GIVEN REQUEST ->
Read through the records below and copy each line that uses the word "Sistemas".
# # # # #
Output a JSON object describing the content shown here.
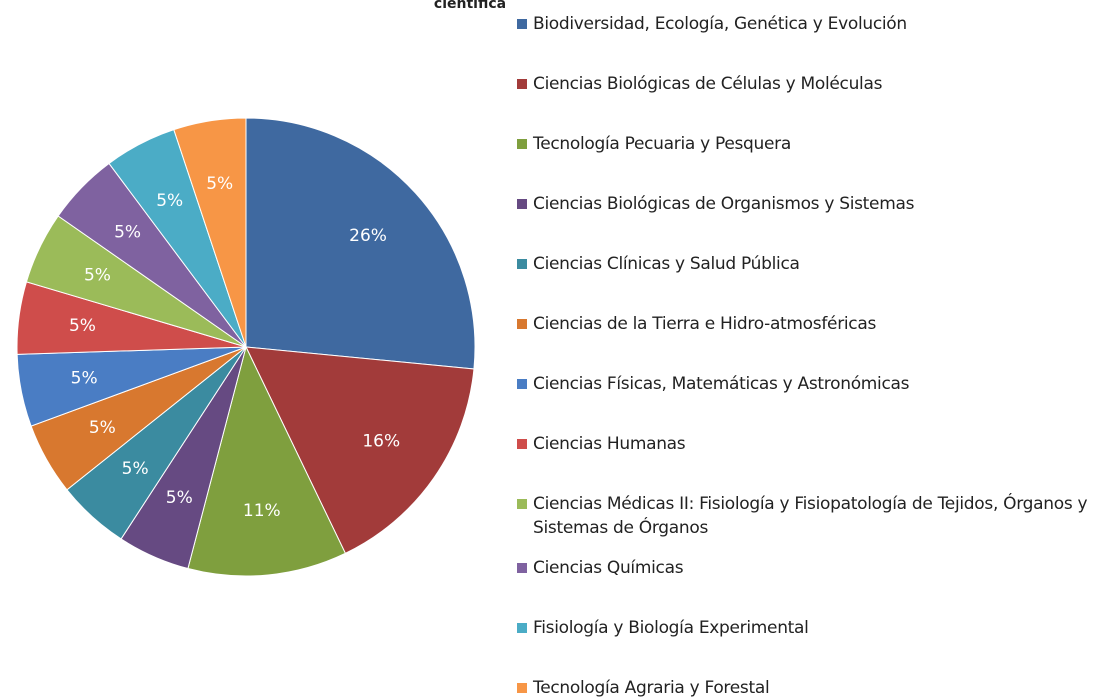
{
  "chart_data": {
    "type": "pie",
    "title": "científica",
    "categories": [
      "Biodiversidad, Ecología, Genética y Evolución",
      "Ciencias Biológicas de Células y Moléculas",
      "Tecnología Pecuaria y Pesquera",
      "Ciencias Biológicas de Organismos y Sistemas",
      "Ciencias Clínicas y Salud Pública",
      "Ciencias de la Tierra e Hidro-atmosféricas",
      "Ciencias Físicas, Matemáticas y Astronómicas",
      "Ciencias Humanas",
      "Ciencias Médicas II: Fisiología y Fisiopatología de Tejidos, Órganos y Sistemas de Órganos",
      "Ciencias Químicas",
      "Fisiología y Biología Experimental",
      "Tecnología Agraria y Forestal"
    ],
    "values": [
      26,
      16,
      11,
      5,
      5,
      5,
      5,
      5,
      5,
      5,
      5,
      5
    ],
    "value_labels": [
      "26%",
      "16%",
      "11%",
      "5%",
      "5%",
      "5%",
      "5%",
      "5%",
      "5%",
      "5%",
      "5%",
      "5%"
    ],
    "colors": [
      "#3F69A0",
      "#A23B3A",
      "#7F9F3E",
      "#664A82",
      "#3B8BA0",
      "#D8782F",
      "#4A7DC4",
      "#CF4D4B",
      "#9BBB59",
      "#7F62A0",
      "#4BACC6",
      "#F79646"
    ],
    "legend": "right"
  }
}
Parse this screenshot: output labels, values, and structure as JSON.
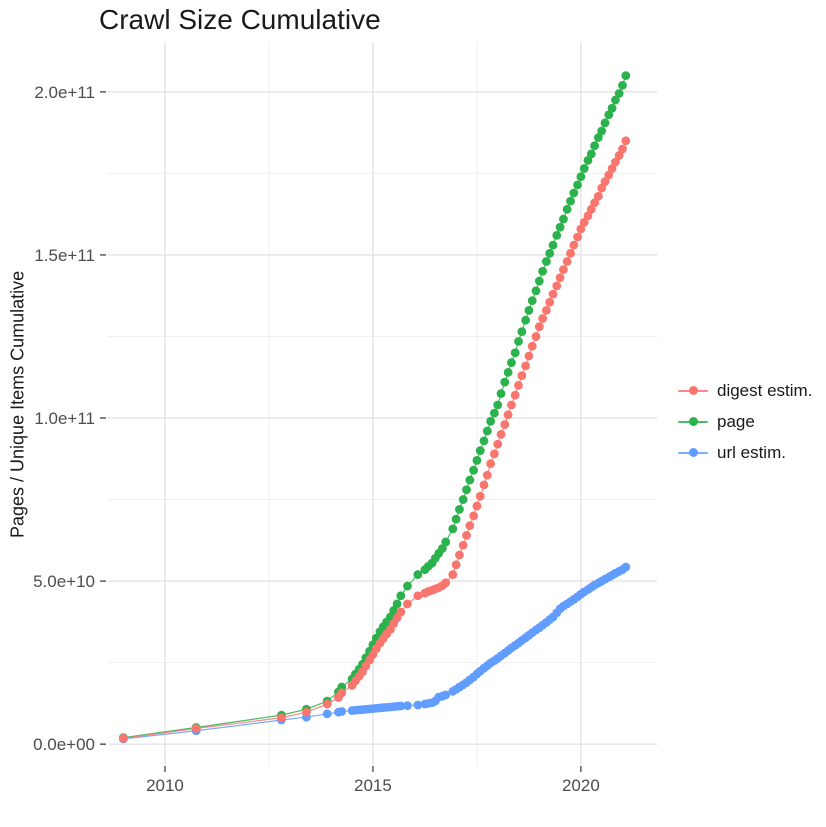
{
  "title": "Crawl Size Cumulative",
  "colors": {
    "digest": "#F8766D",
    "page": "#2BB24C",
    "url": "#619CFF",
    "grid_major": "#E4E4E4",
    "grid_minor": "#F0F0F0",
    "tick_mark": "#333333",
    "tick_label": "#4D4D4D",
    "text": "#1A1A1A"
  },
  "x_axis": {
    "tick_labels": [
      "2010",
      "2015",
      "2020"
    ],
    "tick_values": [
      2010,
      2015,
      2020
    ],
    "minor_values": [
      2012.5,
      2017.5
    ],
    "range": [
      2008.63,
      2021.83
    ]
  },
  "y_axis": {
    "title": "Pages / Unique Items Cumulative",
    "tick_labels": [
      "0.0e+00",
      "5.0e+10",
      "1.0e+11",
      "1.5e+11",
      "2.0e+11"
    ],
    "tick_values_e9": [
      0,
      50,
      100,
      150,
      200
    ],
    "minor_values_e9": [
      25,
      75,
      125,
      175
    ],
    "range_e9": [
      -6.7,
      215.3
    ]
  },
  "legend": {
    "items": [
      {
        "id": "digest",
        "label": "digest estim."
      },
      {
        "id": "page",
        "label": "page"
      },
      {
        "id": "url",
        "label": "url estim."
      }
    ]
  },
  "chart_data": {
    "type": "scatter",
    "title": "Crawl Size Cumulative",
    "xlabel": "",
    "ylabel": "Pages / Unique Items Cumulative",
    "value_unit": "billions of pages (1e9)",
    "xlim": [
      2008.63,
      2021.83
    ],
    "ylim_e9": [
      -6.7,
      215.3
    ],
    "grid": "on",
    "legend_position": "right",
    "draw_order": [
      "url",
      "page",
      "digest"
    ],
    "series": [
      {
        "id": "digest",
        "name": "digest estim.",
        "points": [
          [
            2009.0,
            1.8
          ],
          [
            2010.75,
            4.8
          ],
          [
            2012.8,
            8.1
          ],
          [
            2013.4,
            9.8
          ],
          [
            2013.9,
            12.3
          ],
          [
            2014.17,
            14.3
          ],
          [
            2014.25,
            15.7
          ],
          [
            2014.5,
            18
          ],
          [
            2014.58,
            19.4
          ],
          [
            2014.67,
            20.8
          ],
          [
            2014.75,
            22.2
          ],
          [
            2014.83,
            24
          ],
          [
            2014.92,
            25.8
          ],
          [
            2015.0,
            27.5
          ],
          [
            2015.08,
            29.3
          ],
          [
            2015.17,
            31
          ],
          [
            2015.25,
            32.4
          ],
          [
            2015.33,
            33.8
          ],
          [
            2015.42,
            35.2
          ],
          [
            2015.5,
            37
          ],
          [
            2015.58,
            38.7
          ],
          [
            2015.67,
            40.5
          ],
          [
            2015.83,
            43
          ],
          [
            2016.08,
            45.5
          ],
          [
            2016.25,
            46.3
          ],
          [
            2016.33,
            46.8
          ],
          [
            2016.42,
            47.2
          ],
          [
            2016.5,
            47.6
          ],
          [
            2016.58,
            48
          ],
          [
            2016.67,
            48.6
          ],
          [
            2016.75,
            49.5
          ],
          [
            2016.92,
            52
          ],
          [
            2017.0,
            55
          ],
          [
            2017.08,
            58
          ],
          [
            2017.17,
            61
          ],
          [
            2017.25,
            64
          ],
          [
            2017.33,
            67
          ],
          [
            2017.42,
            70
          ],
          [
            2017.5,
            73
          ],
          [
            2017.58,
            76
          ],
          [
            2017.67,
            79.5
          ],
          [
            2017.75,
            82.5
          ],
          [
            2017.83,
            86
          ],
          [
            2017.92,
            89
          ],
          [
            2018.0,
            92
          ],
          [
            2018.08,
            95
          ],
          [
            2018.17,
            98
          ],
          [
            2018.25,
            101
          ],
          [
            2018.33,
            104
          ],
          [
            2018.42,
            107
          ],
          [
            2018.5,
            110
          ],
          [
            2018.58,
            113
          ],
          [
            2018.67,
            116
          ],
          [
            2018.75,
            119
          ],
          [
            2018.83,
            122
          ],
          [
            2018.92,
            125
          ],
          [
            2019.0,
            128
          ],
          [
            2019.08,
            130.5
          ],
          [
            2019.17,
            133
          ],
          [
            2019.25,
            135.5
          ],
          [
            2019.33,
            138
          ],
          [
            2019.42,
            140.5
          ],
          [
            2019.5,
            143
          ],
          [
            2019.58,
            145.5
          ],
          [
            2019.67,
            148
          ],
          [
            2019.75,
            150.5
          ],
          [
            2019.83,
            153
          ],
          [
            2019.92,
            155.5
          ],
          [
            2020.0,
            158
          ],
          [
            2020.08,
            160
          ],
          [
            2020.17,
            162
          ],
          [
            2020.25,
            164
          ],
          [
            2020.33,
            166
          ],
          [
            2020.42,
            168
          ],
          [
            2020.5,
            170.5
          ],
          [
            2020.58,
            172.5
          ],
          [
            2020.67,
            174.5
          ],
          [
            2020.75,
            176.5
          ],
          [
            2020.83,
            178.5
          ],
          [
            2020.92,
            180.5
          ],
          [
            2021.0,
            182.5
          ],
          [
            2021.08,
            185
          ]
        ]
      },
      {
        "id": "page",
        "name": "page",
        "points": [
          [
            2009.0,
            2
          ],
          [
            2010.75,
            5.1
          ],
          [
            2012.8,
            8.9
          ],
          [
            2013.4,
            10.7
          ],
          [
            2013.9,
            13.2
          ],
          [
            2014.17,
            16
          ],
          [
            2014.25,
            17.5
          ],
          [
            2014.5,
            20
          ],
          [
            2014.58,
            21.5
          ],
          [
            2014.67,
            23
          ],
          [
            2014.75,
            24.5
          ],
          [
            2014.83,
            26.5
          ],
          [
            2014.92,
            28.5
          ],
          [
            2015.0,
            30.5
          ],
          [
            2015.08,
            32.5
          ],
          [
            2015.17,
            34.5
          ],
          [
            2015.25,
            36
          ],
          [
            2015.33,
            37.5
          ],
          [
            2015.42,
            39
          ],
          [
            2015.5,
            41
          ],
          [
            2015.58,
            43
          ],
          [
            2015.67,
            45.5
          ],
          [
            2015.83,
            48.5
          ],
          [
            2016.08,
            52
          ],
          [
            2016.25,
            53.5
          ],
          [
            2016.33,
            54.5
          ],
          [
            2016.42,
            55.5
          ],
          [
            2016.5,
            57
          ],
          [
            2016.58,
            58.5
          ],
          [
            2016.67,
            60
          ],
          [
            2016.75,
            62
          ],
          [
            2016.92,
            66
          ],
          [
            2017.0,
            69
          ],
          [
            2017.08,
            72
          ],
          [
            2017.17,
            75
          ],
          [
            2017.25,
            78
          ],
          [
            2017.33,
            81
          ],
          [
            2017.42,
            84
          ],
          [
            2017.5,
            87
          ],
          [
            2017.58,
            90
          ],
          [
            2017.67,
            93
          ],
          [
            2017.75,
            96
          ],
          [
            2017.83,
            99
          ],
          [
            2017.92,
            101.5
          ],
          [
            2018.0,
            104
          ],
          [
            2018.08,
            107.5
          ],
          [
            2018.17,
            111
          ],
          [
            2018.25,
            114
          ],
          [
            2018.33,
            117
          ],
          [
            2018.42,
            120
          ],
          [
            2018.5,
            123.5
          ],
          [
            2018.58,
            126.5
          ],
          [
            2018.67,
            130
          ],
          [
            2018.75,
            133
          ],
          [
            2018.83,
            136
          ],
          [
            2018.92,
            139
          ],
          [
            2019.0,
            142
          ],
          [
            2019.08,
            145
          ],
          [
            2019.17,
            148
          ],
          [
            2019.25,
            150.5
          ],
          [
            2019.33,
            153
          ],
          [
            2019.42,
            156
          ],
          [
            2019.5,
            158.5
          ],
          [
            2019.58,
            161
          ],
          [
            2019.67,
            164
          ],
          [
            2019.75,
            166.5
          ],
          [
            2019.83,
            169
          ],
          [
            2019.92,
            171.5
          ],
          [
            2020.0,
            174
          ],
          [
            2020.08,
            176.5
          ],
          [
            2020.17,
            179
          ],
          [
            2020.25,
            181
          ],
          [
            2020.33,
            183.5
          ],
          [
            2020.42,
            186
          ],
          [
            2020.5,
            188
          ],
          [
            2020.58,
            190.5
          ],
          [
            2020.67,
            193
          ],
          [
            2020.75,
            195
          ],
          [
            2020.83,
            197.5
          ],
          [
            2020.92,
            199.5
          ],
          [
            2021.0,
            202
          ],
          [
            2021.08,
            205
          ]
        ]
      },
      {
        "id": "url",
        "name": "url estim.",
        "points": [
          [
            2009.0,
            1.6
          ],
          [
            2010.75,
            4.1
          ],
          [
            2012.8,
            7.4
          ],
          [
            2013.4,
            8.3
          ],
          [
            2013.9,
            9.3
          ],
          [
            2014.17,
            9.8
          ],
          [
            2014.25,
            10
          ],
          [
            2014.5,
            10.3
          ],
          [
            2014.58,
            10.4
          ],
          [
            2014.67,
            10.5
          ],
          [
            2014.75,
            10.6
          ],
          [
            2014.83,
            10.7
          ],
          [
            2014.92,
            10.8
          ],
          [
            2015.0,
            10.9
          ],
          [
            2015.08,
            11
          ],
          [
            2015.17,
            11.1
          ],
          [
            2015.25,
            11.2
          ],
          [
            2015.33,
            11.3
          ],
          [
            2015.42,
            11.4
          ],
          [
            2015.5,
            11.5
          ],
          [
            2015.58,
            11.6
          ],
          [
            2015.67,
            11.7
          ],
          [
            2015.83,
            11.8
          ],
          [
            2016.08,
            12
          ],
          [
            2016.25,
            12.3
          ],
          [
            2016.33,
            12.5
          ],
          [
            2016.42,
            12.7
          ],
          [
            2016.5,
            13.2
          ],
          [
            2016.58,
            14.4
          ],
          [
            2016.67,
            14.7
          ],
          [
            2016.75,
            15.1
          ],
          [
            2016.92,
            16.2
          ],
          [
            2017.0,
            16.8
          ],
          [
            2017.08,
            17.5
          ],
          [
            2017.17,
            18.2
          ],
          [
            2017.25,
            18.9
          ],
          [
            2017.33,
            19.7
          ],
          [
            2017.42,
            20.6
          ],
          [
            2017.5,
            21.5
          ],
          [
            2017.58,
            22.4
          ],
          [
            2017.67,
            23.3
          ],
          [
            2017.75,
            24.1
          ],
          [
            2017.83,
            24.9
          ],
          [
            2017.92,
            25.6
          ],
          [
            2018.0,
            26.3
          ],
          [
            2018.08,
            27.1
          ],
          [
            2018.17,
            27.9
          ],
          [
            2018.25,
            28.7
          ],
          [
            2018.33,
            29.5
          ],
          [
            2018.42,
            30.3
          ],
          [
            2018.5,
            31
          ],
          [
            2018.58,
            31.8
          ],
          [
            2018.67,
            32.6
          ],
          [
            2018.75,
            33.4
          ],
          [
            2018.83,
            34.2
          ],
          [
            2018.92,
            35
          ],
          [
            2019.0,
            35.7
          ],
          [
            2019.08,
            36.5
          ],
          [
            2019.17,
            37.3
          ],
          [
            2019.25,
            38.2
          ],
          [
            2019.33,
            39
          ],
          [
            2019.42,
            40.3
          ],
          [
            2019.5,
            41.5
          ],
          [
            2019.58,
            42.3
          ],
          [
            2019.67,
            43
          ],
          [
            2019.75,
            43.7
          ],
          [
            2019.83,
            44.4
          ],
          [
            2019.92,
            45.2
          ],
          [
            2020.0,
            46
          ],
          [
            2020.08,
            46.7
          ],
          [
            2020.17,
            47.4
          ],
          [
            2020.25,
            48.1
          ],
          [
            2020.33,
            48.8
          ],
          [
            2020.42,
            49.4
          ],
          [
            2020.5,
            50
          ],
          [
            2020.58,
            50.6
          ],
          [
            2020.67,
            51.2
          ],
          [
            2020.75,
            51.8
          ],
          [
            2020.83,
            52.4
          ],
          [
            2020.92,
            53
          ],
          [
            2021.0,
            53.5
          ],
          [
            2021.08,
            54.3
          ]
        ]
      }
    ]
  }
}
# # # # #
WRITTEN REPLY ->
      "Ciencias Biológicas de Organismos y Sistemas",
      "Ciencias Médicas II: Fisiología y Fisiopatología de Tejidos, Órganos y Sistemas de Órganos",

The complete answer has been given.